Materials provided ▸
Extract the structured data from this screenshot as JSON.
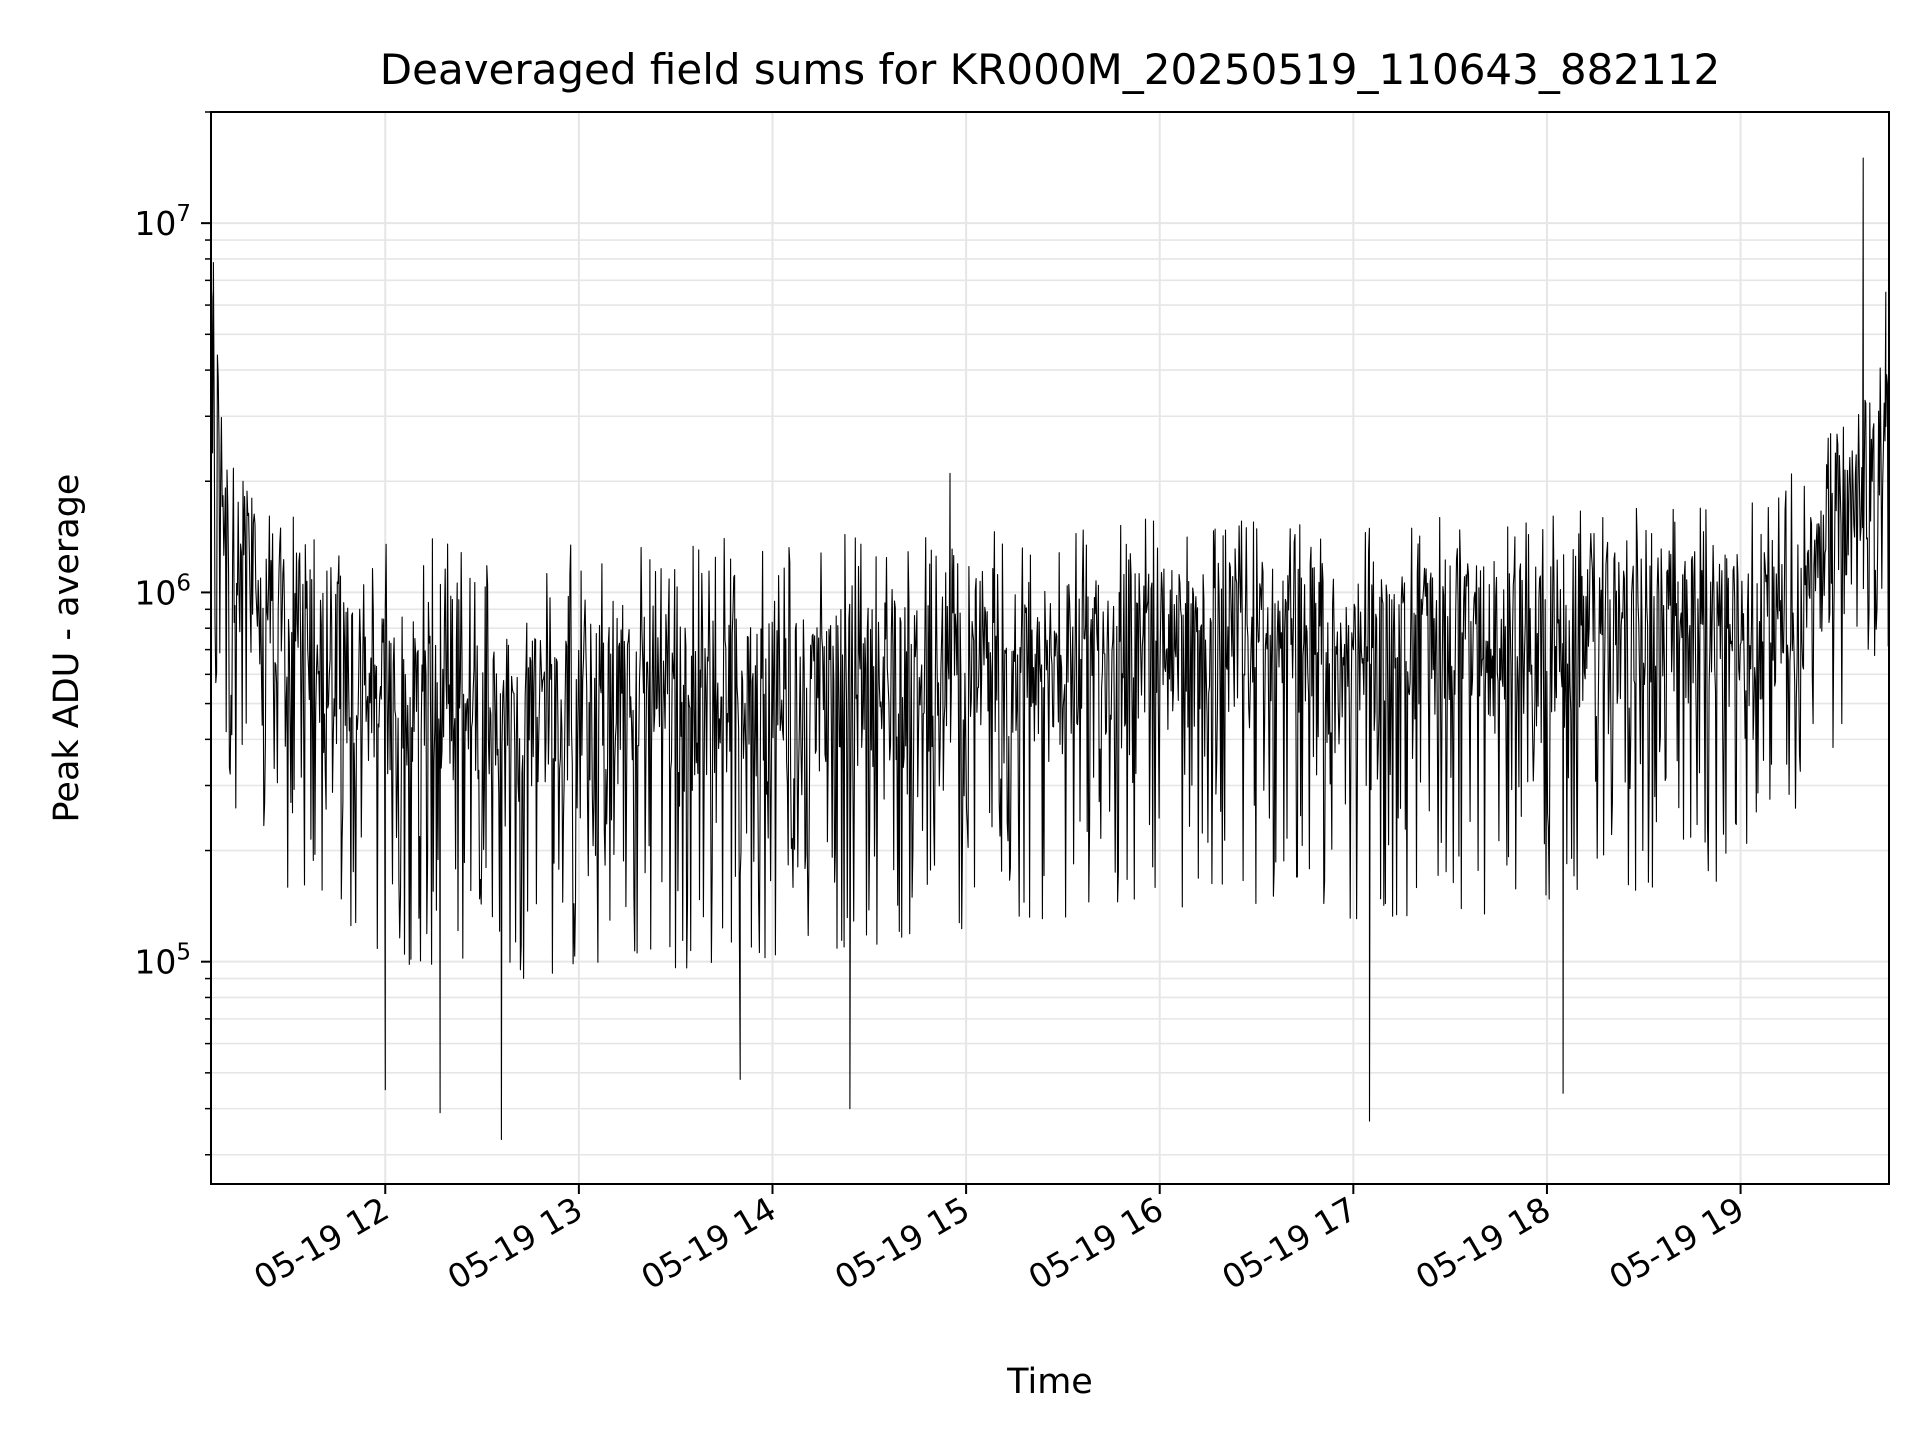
{
  "chart_data": {
    "type": "line",
    "title": "Deaveraged field sums for KR000M_20250519_110643_882112",
    "xlabel": "Time",
    "ylabel": "Peak ADU - average",
    "yscale": "log",
    "ylim": [
      25000,
      20000000
    ],
    "xlim": [
      "2025-05-19 11:06",
      "2025-05-19 19:46"
    ],
    "x_ticks": [
      "05-19 12",
      "05-19 13",
      "05-19 14",
      "05-19 15",
      "05-19 16",
      "05-19 17",
      "05-19 18",
      "05-19 19"
    ],
    "y_ticks": [
      "10^5",
      "10^6",
      "10^7"
    ],
    "grid": true,
    "line_color": "#000000",
    "series": [
      {
        "x": [
          "2025-05-19 11:06",
          "2025-05-19 11:10",
          "2025-05-19 11:20",
          "2025-05-19 11:30",
          "2025-05-19 11:45",
          "2025-05-19 12:00",
          "2025-05-19 12:30",
          "2025-05-19 13:00",
          "2025-05-19 13:30",
          "2025-05-19 14:00",
          "2025-05-19 14:30",
          "2025-05-19 15:00",
          "2025-05-19 15:30",
          "2025-05-19 16:00",
          "2025-05-19 16:30",
          "2025-05-19 17:00",
          "2025-05-19 17:30",
          "2025-05-19 18:00",
          "2025-05-19 18:30",
          "2025-05-19 19:00",
          "2025-05-19 19:20",
          "2025-05-19 19:35",
          "2025-05-19 19:46"
        ],
        "y": [
          7000000,
          1500000,
          1100000,
          850000,
          650000,
          520000,
          480000,
          500000,
          520000,
          540000,
          560000,
          600000,
          650000,
          700000,
          720000,
          720000,
          740000,
          760000,
          780000,
          800000,
          1000000,
          2000000,
          2200000
        ],
        "band_low": [
          400000,
          300000,
          200000,
          150000,
          120000,
          100000,
          90000,
          90000,
          95000,
          100000,
          110000,
          120000,
          130000,
          140000,
          140000,
          130000,
          130000,
          140000,
          150000,
          170000,
          250000,
          500000,
          600000
        ],
        "band_high": [
          7000000,
          2600000,
          2200000,
          1700000,
          1500000,
          1400000,
          1400000,
          1400000,
          1400000,
          1450000,
          1450000,
          1500000,
          1550000,
          1600000,
          1600000,
          1600000,
          1600000,
          1650000,
          1700000,
          1800000,
          2300000,
          3500000,
          4500000
        ],
        "extremes": [
          {
            "x": "2025-05-19 11:06",
            "y": 7000000
          },
          {
            "x": "2025-05-19 12:00",
            "y": 45000
          },
          {
            "x": "2025-05-19 12:17",
            "y": 39000
          },
          {
            "x": "2025-05-19 12:36",
            "y": 33000
          },
          {
            "x": "2025-05-19 13:50",
            "y": 48000
          },
          {
            "x": "2025-05-19 14:24",
            "y": 40000
          },
          {
            "x": "2025-05-19 14:55",
            "y": 2100000
          },
          {
            "x": "2025-05-19 17:05",
            "y": 37000
          },
          {
            "x": "2025-05-19 18:05",
            "y": 44000
          },
          {
            "x": "2025-05-19 19:38",
            "y": 15000000
          },
          {
            "x": "2025-05-19 19:45",
            "y": 6500000
          }
        ]
      }
    ]
  }
}
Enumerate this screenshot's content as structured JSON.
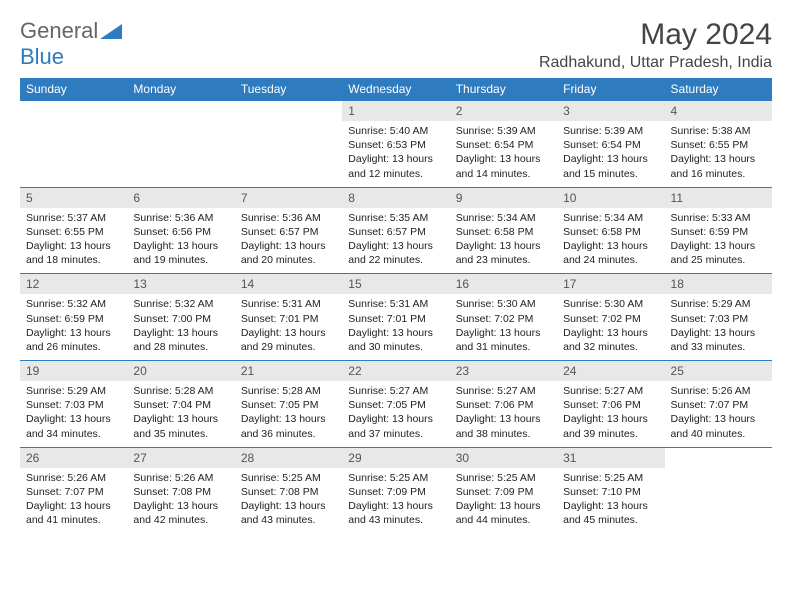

Goal ▸ Copy all lines from the material that include "this".

Written reply ▸
Extract the structured data from this screenshot as JSON.
Enumerate this screenshot's content as structured JSON.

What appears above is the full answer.